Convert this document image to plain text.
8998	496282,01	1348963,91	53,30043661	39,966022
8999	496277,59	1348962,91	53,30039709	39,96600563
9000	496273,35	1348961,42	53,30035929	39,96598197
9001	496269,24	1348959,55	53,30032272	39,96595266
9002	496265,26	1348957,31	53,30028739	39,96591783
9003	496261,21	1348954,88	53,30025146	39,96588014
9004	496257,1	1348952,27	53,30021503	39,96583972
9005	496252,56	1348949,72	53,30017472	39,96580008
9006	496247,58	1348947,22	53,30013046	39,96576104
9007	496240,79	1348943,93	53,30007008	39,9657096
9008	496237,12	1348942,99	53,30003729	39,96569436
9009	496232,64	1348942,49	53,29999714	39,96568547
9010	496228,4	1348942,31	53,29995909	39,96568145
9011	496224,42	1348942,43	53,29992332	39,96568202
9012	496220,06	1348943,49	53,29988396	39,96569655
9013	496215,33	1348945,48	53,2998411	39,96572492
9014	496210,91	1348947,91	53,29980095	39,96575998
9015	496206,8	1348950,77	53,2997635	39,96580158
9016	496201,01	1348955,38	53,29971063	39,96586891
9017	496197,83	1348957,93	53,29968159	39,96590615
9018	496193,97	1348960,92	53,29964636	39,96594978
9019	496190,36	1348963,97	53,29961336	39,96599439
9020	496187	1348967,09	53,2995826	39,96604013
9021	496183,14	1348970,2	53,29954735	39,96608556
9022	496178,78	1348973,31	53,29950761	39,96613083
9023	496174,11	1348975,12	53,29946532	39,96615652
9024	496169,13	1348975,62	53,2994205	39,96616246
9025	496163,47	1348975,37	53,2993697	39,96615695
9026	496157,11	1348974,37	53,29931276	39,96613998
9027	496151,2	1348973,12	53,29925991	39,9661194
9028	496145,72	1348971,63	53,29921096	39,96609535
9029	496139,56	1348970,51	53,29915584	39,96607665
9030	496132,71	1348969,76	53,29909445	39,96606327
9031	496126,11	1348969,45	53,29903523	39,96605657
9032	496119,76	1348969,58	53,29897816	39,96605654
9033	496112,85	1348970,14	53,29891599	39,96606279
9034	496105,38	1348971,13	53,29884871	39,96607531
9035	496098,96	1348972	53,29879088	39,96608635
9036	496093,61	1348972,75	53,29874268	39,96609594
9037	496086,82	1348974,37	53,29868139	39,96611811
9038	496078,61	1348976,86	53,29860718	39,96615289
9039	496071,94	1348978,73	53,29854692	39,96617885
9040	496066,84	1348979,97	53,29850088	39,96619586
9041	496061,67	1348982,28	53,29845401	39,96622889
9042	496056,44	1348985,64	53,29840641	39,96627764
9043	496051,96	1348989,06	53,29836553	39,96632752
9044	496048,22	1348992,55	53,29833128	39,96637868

################

TASK PROMPT:
Write down every line of the data exactly as it appears above.

RESPONSE TO THIS TASK:
Convert this document image to plain text.
8998	496282,01	1348963,91	53,30043661	39,966022
8999	496277,59	1348962,91	53,30039709	39,96600563
9000	496273,35	1348961,42	53,30035929	39,96598197
9001	496269,24	1348959,55	53,30032272	39,96595266
9002	496265,26	1348957,31	53,30028739	39,96591783
9003	496261,21	1348954,88	53,30025146	39,96588014
9004	496257,1	1348952,27	53,30021503	39,96583972
9005	496252,56	1348949,72	53,30017472	39,96580008
9006	496247,58	1348947,22	53,30013046	39,96576104
9007	496240,79	1348943,93	53,30007008	39,9657096
9008	496237,12	1348942,99	53,30003729	39,96569436
9009	496232,64	1348942,49	53,29999714	39,96568547
9010	496228,4	1348942,31	53,29995909	39,96568145
9011	496224,42	1348942,43	53,29992332	39,96568202
9012	496220,06	1348943,49	53,29988396	39,96569655
9013	496215,33	1348945,48	53,2998411	39,96572492
9014	496210,91	1348947,91	53,29980095	39,96575998
9015	496206,8	1348950,77	53,2997635	39,96580158
9016	496201,01	1348955,38	53,29971063	39,96586891
9017	496197,83	1348957,93	53,29968159	39,96590615
9018	496193,97	1348960,92	53,29964636	39,96594978
9019	496190,36	1348963,97	53,29961336	39,96599439
9020	496187	1348967,09	53,2995826	39,96604013
9021	496183,14	1348970,2	53,29954735	39,96608556
9022	496178,78	1348973,31	53,29950761	39,96613083
9023	496174,11	1348975,12	53,29946532	39,96615652
9024	496169,13	1348975,62	53,2994205	39,96616246
9025	496163,47	1348975,37	53,2993697	39,96615695
9026	496157,11	1348974,37	53,29931276	39,96613998
9027	496151,2	1348973,12	53,29925991	39,9661194
9028	496145,72	1348971,63	53,29921096	39,96609535
9029	496139,56	1348970,51	53,29915584	39,96607665
9030	496132,71	1348969,76	53,29909445	39,96606327
9031	496126,11	1348969,45	53,29903523	39,96605657
9032	496119,76	1348969,58	53,29897816	39,96605654
9033	496112,85	1348970,14	53,29891599	39,96606279
9034	496105,38	1348971,13	53,29884871	39,96607531
9035	496098,96	1348972	53,29879088	39,96608635
9036	496093,61	1348972,75	53,29874268	39,96609594
9037	496086,82	1348974,37	53,29868139	39,96611811
9038	496078,61	1348976,86	53,29860718	39,96615289
9039	496071,94	1348978,73	53,29854692	39,96617885
9040	496066,84	1348979,97	53,29850088	39,96619586
9041	496061,67	1348982,28	53,29845401	39,96622889
9042	496056,44	1348985,64	53,29840641	39,96627764
9043	496051,96	1348989,06	53,29836553	39,96632752
9044	496048,22	1348992,55	53,29833128	39,96637868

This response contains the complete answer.